Look through the records and copy each line with the string "percent" in it.
*** Opening DATASET ***
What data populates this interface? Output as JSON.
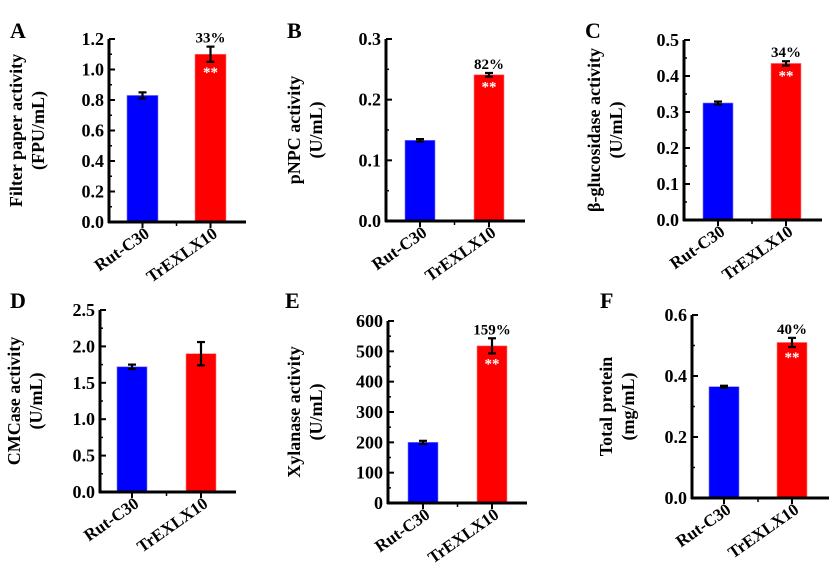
{
  "chart_data": [
    {
      "panel": "A",
      "type": "bar",
      "title": "",
      "xlabel": "",
      "ylabel": [
        "Filter paper activity",
        "(FPU/mL)"
      ],
      "categories": [
        "Rut-C30",
        "TrEXLX10"
      ],
      "values": [
        0.83,
        1.1
      ],
      "errors": [
        0.02,
        0.05
      ],
      "colors": [
        "#0000ff",
        "#ff0000"
      ],
      "ylim": [
        0,
        1.2
      ],
      "yticks": [
        "0.0",
        "0.2",
        "0.4",
        "0.6",
        "0.8",
        "1.0",
        "1.2"
      ],
      "ytick_values": [
        0,
        0.2,
        0.4,
        0.6,
        0.8,
        1.0,
        1.2
      ],
      "annotations": {
        "percent": "33%",
        "significance": "**"
      },
      "grid": false
    },
    {
      "panel": "B",
      "type": "bar",
      "title": "",
      "xlabel": "",
      "ylabel": [
        "pNPC activity",
        "(U/mL)"
      ],
      "categories": [
        "Rut-C30",
        "TrEXLX10"
      ],
      "values": [
        0.133,
        0.241
      ],
      "errors": [
        0.002,
        0.003
      ],
      "colors": [
        "#0000ff",
        "#ff0000"
      ],
      "ylim": [
        0,
        0.3
      ],
      "yticks": [
        "0.0",
        "0.1",
        "0.2",
        "0.3"
      ],
      "ytick_values": [
        0,
        0.1,
        0.2,
        0.3
      ],
      "annotations": {
        "percent": "82%",
        "significance": "**"
      },
      "grid": false
    },
    {
      "panel": "C",
      "type": "bar",
      "title": "",
      "xlabel": "",
      "ylabel": [
        "β-glucosidase activity",
        "(U/mL)"
      ],
      "categories": [
        "Rut-C30",
        "TrEXLX10"
      ],
      "values": [
        0.325,
        0.435
      ],
      "errors": [
        0.004,
        0.006
      ],
      "colors": [
        "#0000ff",
        "#ff0000"
      ],
      "ylim": [
        0,
        0.5
      ],
      "yticks": [
        "0.0",
        "0.1",
        "0.2",
        "0.3",
        "0.4",
        "0.5"
      ],
      "ytick_values": [
        0,
        0.1,
        0.2,
        0.3,
        0.4,
        0.5
      ],
      "annotations": {
        "percent": "34%",
        "significance": "**"
      },
      "grid": false
    },
    {
      "panel": "D",
      "type": "bar",
      "title": "",
      "xlabel": "",
      "ylabel": [
        "CMCase activity",
        "(U/mL)"
      ],
      "categories": [
        "Rut-C30",
        "TrEXLX10"
      ],
      "values": [
        1.72,
        1.9
      ],
      "errors": [
        0.03,
        0.16
      ],
      "colors": [
        "#0000ff",
        "#ff0000"
      ],
      "ylim": [
        0,
        2.5
      ],
      "yticks": [
        "0.0",
        "0.5",
        "1.0",
        "1.5",
        "2.0",
        "2.5"
      ],
      "ytick_values": [
        0,
        0.5,
        1.0,
        1.5,
        2.0,
        2.5
      ],
      "annotations": null,
      "grid": false
    },
    {
      "panel": "E",
      "type": "bar",
      "title": "",
      "xlabel": "",
      "ylabel": [
        "Xylanase activity",
        "(U/mL)"
      ],
      "categories": [
        "Rut-C30",
        "TrEXLX10"
      ],
      "values": [
        200,
        518
      ],
      "errors": [
        5,
        25
      ],
      "colors": [
        "#0000ff",
        "#ff0000"
      ],
      "ylim": [
        0,
        600
      ],
      "yticks": [
        "0",
        "100",
        "200",
        "300",
        "400",
        "500",
        "600"
      ],
      "ytick_values": [
        0,
        100,
        200,
        300,
        400,
        500,
        600
      ],
      "annotations": {
        "percent": "159%",
        "significance": "**"
      },
      "grid": false
    },
    {
      "panel": "F",
      "type": "bar",
      "title": "",
      "xlabel": "",
      "ylabel": [
        "Total protein",
        "(mg/mL)"
      ],
      "categories": [
        "Rut-C30",
        "TrEXLX10"
      ],
      "values": [
        0.365,
        0.51
      ],
      "errors": [
        0.003,
        0.015
      ],
      "colors": [
        "#0000ff",
        "#ff0000"
      ],
      "ylim": [
        0,
        0.6
      ],
      "yticks": [
        "0.0",
        "0.2",
        "0.4",
        "0.6"
      ],
      "ytick_values": [
        0,
        0.2,
        0.4,
        0.6
      ],
      "annotations": {
        "percent": "40%",
        "significance": "**"
      },
      "grid": false
    }
  ]
}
*** Closing DATASET ***
REPLY TO THE EXERCISE:
        "percent": "33%",
        "percent": "82%",
        "percent": "34%",
        "percent": "159%",
        "percent": "40%",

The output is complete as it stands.